--- To do ---
Within this material, how many lines have the string "name" in them? The answer is a number, with nothing added.

Stored data entries:
===
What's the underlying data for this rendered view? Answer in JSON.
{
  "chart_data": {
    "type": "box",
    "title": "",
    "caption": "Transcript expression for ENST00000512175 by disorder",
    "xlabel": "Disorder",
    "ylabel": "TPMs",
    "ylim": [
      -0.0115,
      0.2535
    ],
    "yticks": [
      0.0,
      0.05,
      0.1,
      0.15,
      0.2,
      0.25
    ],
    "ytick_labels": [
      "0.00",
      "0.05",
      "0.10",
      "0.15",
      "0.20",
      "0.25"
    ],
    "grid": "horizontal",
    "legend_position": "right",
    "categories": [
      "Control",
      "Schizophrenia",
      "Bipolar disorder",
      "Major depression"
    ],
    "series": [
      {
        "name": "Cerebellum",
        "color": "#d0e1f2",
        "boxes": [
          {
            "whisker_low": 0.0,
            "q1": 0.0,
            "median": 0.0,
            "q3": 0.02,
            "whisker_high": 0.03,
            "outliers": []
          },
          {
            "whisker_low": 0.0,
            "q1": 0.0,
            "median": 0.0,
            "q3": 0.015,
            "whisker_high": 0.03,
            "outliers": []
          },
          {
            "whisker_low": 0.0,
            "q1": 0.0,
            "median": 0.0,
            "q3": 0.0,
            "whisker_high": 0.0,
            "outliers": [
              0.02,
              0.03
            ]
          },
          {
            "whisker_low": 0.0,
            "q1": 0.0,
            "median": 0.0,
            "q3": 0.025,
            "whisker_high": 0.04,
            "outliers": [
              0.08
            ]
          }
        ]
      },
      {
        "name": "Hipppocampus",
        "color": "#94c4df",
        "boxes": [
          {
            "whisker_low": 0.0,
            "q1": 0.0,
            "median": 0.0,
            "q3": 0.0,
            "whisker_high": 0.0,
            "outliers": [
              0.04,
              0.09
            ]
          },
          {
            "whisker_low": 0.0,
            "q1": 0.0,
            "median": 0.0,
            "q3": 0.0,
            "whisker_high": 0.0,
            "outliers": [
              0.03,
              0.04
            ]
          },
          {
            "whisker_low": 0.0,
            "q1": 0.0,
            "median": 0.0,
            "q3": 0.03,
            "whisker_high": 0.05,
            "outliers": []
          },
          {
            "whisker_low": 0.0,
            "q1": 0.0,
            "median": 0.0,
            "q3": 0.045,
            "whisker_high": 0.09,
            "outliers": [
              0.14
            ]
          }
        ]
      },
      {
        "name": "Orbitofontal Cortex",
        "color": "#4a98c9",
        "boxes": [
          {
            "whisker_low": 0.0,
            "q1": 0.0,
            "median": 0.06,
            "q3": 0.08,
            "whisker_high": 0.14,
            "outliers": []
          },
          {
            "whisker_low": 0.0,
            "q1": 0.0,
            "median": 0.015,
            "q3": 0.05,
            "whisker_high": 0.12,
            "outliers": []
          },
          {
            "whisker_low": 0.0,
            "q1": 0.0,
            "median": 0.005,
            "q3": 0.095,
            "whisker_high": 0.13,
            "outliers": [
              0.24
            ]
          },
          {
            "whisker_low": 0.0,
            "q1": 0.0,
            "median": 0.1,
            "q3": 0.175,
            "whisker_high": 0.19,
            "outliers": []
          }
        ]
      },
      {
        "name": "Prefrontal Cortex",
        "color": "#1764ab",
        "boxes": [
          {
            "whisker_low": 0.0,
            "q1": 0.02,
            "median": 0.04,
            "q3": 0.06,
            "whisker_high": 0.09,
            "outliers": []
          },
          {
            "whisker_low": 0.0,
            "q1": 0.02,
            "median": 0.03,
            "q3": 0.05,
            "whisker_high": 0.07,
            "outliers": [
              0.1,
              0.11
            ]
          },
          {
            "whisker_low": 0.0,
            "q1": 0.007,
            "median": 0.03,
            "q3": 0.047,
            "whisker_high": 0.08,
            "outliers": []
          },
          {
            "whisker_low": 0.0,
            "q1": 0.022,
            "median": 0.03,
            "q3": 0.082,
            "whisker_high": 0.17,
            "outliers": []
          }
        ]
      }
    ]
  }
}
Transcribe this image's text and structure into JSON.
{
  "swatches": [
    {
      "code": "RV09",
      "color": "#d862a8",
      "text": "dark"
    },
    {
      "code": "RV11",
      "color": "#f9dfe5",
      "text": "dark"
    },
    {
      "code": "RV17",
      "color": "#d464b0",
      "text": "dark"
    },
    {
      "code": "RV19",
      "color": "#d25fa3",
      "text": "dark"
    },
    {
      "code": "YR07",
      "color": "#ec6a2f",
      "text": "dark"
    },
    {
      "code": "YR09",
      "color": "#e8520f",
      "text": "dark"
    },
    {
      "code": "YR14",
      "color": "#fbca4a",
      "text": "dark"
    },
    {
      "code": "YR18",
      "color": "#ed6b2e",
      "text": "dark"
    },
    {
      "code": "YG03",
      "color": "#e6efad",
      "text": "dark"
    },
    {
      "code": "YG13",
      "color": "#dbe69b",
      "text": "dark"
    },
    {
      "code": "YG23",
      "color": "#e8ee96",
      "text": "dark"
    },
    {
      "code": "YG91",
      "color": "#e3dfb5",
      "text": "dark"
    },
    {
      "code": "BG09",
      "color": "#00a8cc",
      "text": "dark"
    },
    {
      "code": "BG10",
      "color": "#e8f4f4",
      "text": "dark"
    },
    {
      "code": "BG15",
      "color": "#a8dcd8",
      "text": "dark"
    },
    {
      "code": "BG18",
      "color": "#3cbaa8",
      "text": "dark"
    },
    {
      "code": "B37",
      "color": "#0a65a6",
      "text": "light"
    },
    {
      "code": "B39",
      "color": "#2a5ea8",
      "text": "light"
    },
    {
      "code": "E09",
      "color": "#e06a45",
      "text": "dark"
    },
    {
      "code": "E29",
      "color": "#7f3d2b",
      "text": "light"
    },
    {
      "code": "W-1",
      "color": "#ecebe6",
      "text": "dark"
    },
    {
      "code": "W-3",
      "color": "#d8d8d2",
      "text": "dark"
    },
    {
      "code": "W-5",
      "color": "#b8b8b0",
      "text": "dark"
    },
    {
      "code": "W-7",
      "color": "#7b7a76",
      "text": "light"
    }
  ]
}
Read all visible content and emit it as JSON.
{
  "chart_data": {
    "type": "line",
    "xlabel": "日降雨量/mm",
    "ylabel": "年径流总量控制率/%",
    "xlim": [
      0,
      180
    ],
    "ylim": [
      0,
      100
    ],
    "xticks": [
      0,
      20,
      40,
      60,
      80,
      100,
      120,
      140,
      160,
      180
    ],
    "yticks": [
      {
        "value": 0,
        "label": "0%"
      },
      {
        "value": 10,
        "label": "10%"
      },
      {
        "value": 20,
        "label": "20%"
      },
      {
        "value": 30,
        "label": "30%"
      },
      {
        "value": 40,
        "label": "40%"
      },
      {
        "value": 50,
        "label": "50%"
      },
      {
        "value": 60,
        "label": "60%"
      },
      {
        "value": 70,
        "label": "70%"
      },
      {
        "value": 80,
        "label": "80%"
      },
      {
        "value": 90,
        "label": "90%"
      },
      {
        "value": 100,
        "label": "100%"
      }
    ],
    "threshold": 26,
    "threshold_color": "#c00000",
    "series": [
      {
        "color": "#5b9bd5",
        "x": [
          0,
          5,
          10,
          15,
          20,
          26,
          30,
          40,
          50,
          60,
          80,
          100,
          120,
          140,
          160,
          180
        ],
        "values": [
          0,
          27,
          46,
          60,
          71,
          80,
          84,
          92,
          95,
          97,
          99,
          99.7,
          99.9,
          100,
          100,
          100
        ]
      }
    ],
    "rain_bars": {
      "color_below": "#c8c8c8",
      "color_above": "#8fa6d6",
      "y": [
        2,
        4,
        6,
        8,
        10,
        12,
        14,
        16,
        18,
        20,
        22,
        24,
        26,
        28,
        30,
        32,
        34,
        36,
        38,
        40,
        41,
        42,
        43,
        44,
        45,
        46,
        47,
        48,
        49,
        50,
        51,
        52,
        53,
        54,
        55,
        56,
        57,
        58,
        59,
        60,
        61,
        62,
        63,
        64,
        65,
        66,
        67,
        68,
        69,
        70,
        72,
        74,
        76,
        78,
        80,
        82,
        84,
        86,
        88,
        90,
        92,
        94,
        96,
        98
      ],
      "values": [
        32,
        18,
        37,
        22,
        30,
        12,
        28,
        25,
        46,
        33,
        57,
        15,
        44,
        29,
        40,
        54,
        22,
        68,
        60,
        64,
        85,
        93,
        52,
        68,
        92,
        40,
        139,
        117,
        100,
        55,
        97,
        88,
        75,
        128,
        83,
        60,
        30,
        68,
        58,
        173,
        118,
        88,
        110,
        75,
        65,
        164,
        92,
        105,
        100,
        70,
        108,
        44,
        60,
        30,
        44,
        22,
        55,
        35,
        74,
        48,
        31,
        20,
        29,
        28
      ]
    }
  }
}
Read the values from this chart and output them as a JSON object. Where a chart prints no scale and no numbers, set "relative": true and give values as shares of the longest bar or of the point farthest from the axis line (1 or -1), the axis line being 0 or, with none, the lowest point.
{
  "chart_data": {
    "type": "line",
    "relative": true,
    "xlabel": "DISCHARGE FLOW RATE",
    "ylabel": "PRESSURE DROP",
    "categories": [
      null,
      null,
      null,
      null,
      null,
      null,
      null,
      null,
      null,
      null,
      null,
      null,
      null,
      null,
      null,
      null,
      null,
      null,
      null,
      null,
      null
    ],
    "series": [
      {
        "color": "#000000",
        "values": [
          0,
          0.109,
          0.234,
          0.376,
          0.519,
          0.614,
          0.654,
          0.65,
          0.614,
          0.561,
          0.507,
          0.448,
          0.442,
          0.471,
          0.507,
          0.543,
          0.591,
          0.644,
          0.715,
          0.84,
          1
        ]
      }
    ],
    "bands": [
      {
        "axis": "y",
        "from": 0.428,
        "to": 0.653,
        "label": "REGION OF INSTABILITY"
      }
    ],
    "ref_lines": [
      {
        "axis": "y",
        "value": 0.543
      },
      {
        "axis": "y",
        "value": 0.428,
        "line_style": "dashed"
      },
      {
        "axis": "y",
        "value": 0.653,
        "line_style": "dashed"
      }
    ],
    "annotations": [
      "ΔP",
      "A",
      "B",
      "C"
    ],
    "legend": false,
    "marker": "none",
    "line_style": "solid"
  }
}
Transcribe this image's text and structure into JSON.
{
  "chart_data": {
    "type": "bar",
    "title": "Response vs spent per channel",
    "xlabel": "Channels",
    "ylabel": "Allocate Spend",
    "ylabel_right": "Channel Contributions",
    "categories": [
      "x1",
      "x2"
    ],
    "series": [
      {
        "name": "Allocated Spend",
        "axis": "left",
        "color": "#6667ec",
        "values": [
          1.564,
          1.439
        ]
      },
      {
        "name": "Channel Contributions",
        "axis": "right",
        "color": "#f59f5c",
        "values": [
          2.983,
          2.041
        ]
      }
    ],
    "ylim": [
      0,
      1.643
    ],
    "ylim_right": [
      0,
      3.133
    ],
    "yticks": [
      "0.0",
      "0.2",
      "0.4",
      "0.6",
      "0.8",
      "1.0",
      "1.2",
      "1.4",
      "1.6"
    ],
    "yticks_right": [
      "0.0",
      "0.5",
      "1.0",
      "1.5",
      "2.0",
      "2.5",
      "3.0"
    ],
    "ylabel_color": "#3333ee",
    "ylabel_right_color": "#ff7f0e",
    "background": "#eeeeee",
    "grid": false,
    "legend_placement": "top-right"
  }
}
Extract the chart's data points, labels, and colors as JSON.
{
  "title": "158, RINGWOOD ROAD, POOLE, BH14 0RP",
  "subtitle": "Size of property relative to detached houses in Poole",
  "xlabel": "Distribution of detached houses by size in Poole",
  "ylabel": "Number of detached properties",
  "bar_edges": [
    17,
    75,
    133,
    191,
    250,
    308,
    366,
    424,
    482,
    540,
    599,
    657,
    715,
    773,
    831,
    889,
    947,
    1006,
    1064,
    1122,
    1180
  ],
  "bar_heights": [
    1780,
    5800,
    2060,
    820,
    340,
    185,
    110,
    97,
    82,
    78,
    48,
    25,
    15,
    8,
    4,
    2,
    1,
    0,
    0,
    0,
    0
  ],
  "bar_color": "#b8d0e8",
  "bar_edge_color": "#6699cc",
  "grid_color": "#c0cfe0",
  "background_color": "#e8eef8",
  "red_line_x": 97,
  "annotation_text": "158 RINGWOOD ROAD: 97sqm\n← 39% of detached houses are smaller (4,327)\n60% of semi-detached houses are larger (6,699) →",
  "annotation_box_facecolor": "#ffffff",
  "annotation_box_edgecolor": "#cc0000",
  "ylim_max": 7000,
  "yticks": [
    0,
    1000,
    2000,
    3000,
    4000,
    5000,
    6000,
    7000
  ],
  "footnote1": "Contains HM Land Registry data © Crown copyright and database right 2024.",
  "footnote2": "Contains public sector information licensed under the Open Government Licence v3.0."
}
===
--- Answer in full ---
6